[Figure collection entries]
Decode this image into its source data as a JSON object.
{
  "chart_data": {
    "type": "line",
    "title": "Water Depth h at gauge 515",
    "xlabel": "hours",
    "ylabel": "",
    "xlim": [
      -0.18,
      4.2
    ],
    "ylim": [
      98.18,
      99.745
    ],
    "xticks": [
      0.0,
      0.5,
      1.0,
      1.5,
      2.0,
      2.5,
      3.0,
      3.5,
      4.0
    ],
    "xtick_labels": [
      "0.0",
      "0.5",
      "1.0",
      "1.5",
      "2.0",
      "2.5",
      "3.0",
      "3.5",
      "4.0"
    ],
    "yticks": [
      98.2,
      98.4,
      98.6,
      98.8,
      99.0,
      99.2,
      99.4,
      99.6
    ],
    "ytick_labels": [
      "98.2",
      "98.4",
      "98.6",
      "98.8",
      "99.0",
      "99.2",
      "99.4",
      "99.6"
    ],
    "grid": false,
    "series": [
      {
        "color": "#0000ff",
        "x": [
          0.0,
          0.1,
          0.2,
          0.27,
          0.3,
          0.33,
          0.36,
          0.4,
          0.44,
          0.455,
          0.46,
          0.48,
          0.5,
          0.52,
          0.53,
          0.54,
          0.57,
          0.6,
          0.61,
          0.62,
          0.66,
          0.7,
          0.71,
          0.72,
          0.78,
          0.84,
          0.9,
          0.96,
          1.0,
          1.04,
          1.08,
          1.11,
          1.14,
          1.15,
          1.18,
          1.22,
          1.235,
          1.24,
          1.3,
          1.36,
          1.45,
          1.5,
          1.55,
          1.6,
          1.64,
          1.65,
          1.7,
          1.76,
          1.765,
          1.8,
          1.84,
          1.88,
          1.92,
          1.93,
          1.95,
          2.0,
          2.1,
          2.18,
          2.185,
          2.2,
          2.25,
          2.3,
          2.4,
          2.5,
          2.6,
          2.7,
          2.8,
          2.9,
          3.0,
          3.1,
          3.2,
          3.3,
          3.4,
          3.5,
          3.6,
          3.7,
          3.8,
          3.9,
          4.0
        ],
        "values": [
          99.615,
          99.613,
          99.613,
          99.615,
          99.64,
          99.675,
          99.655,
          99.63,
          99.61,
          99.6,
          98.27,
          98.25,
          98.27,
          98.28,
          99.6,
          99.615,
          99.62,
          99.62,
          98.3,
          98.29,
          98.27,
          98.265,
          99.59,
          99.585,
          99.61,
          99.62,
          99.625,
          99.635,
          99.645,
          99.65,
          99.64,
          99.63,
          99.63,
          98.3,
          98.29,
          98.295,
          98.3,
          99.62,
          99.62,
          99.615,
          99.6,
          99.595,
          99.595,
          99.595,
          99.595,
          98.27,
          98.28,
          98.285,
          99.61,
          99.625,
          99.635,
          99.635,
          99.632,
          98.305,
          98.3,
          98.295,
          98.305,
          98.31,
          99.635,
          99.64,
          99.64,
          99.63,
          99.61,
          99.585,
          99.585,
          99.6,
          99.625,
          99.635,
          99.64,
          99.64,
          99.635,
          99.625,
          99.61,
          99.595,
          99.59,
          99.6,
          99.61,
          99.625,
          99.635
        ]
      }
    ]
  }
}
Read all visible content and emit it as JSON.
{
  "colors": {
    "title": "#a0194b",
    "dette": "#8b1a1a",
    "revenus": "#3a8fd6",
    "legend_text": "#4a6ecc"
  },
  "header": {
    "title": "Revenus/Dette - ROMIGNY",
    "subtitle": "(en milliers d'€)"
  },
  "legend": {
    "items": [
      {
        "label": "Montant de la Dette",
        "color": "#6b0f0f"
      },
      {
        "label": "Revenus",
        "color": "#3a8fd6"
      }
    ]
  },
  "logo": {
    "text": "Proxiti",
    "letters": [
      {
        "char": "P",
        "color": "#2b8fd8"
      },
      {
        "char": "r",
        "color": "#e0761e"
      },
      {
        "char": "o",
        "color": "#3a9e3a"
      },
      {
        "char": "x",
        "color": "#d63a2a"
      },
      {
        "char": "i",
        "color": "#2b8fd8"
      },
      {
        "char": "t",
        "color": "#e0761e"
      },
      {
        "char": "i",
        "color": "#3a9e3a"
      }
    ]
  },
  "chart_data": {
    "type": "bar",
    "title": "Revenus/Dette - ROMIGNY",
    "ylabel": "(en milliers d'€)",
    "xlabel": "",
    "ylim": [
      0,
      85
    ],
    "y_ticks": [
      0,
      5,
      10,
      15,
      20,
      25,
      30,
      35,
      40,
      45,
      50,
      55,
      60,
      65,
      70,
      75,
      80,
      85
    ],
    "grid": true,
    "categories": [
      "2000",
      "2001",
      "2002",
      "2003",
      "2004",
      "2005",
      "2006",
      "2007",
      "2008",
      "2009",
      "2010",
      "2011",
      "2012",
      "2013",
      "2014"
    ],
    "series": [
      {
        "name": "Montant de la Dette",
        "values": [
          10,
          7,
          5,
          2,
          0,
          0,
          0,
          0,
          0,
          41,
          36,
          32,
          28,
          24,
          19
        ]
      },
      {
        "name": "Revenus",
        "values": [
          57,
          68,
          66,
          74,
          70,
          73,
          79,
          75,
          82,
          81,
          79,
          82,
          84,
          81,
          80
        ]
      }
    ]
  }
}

### EXERCISE
Reply with only the number of lines in the entries that contain the word "Montant".

### OUTPUT FOR THIS TASK
2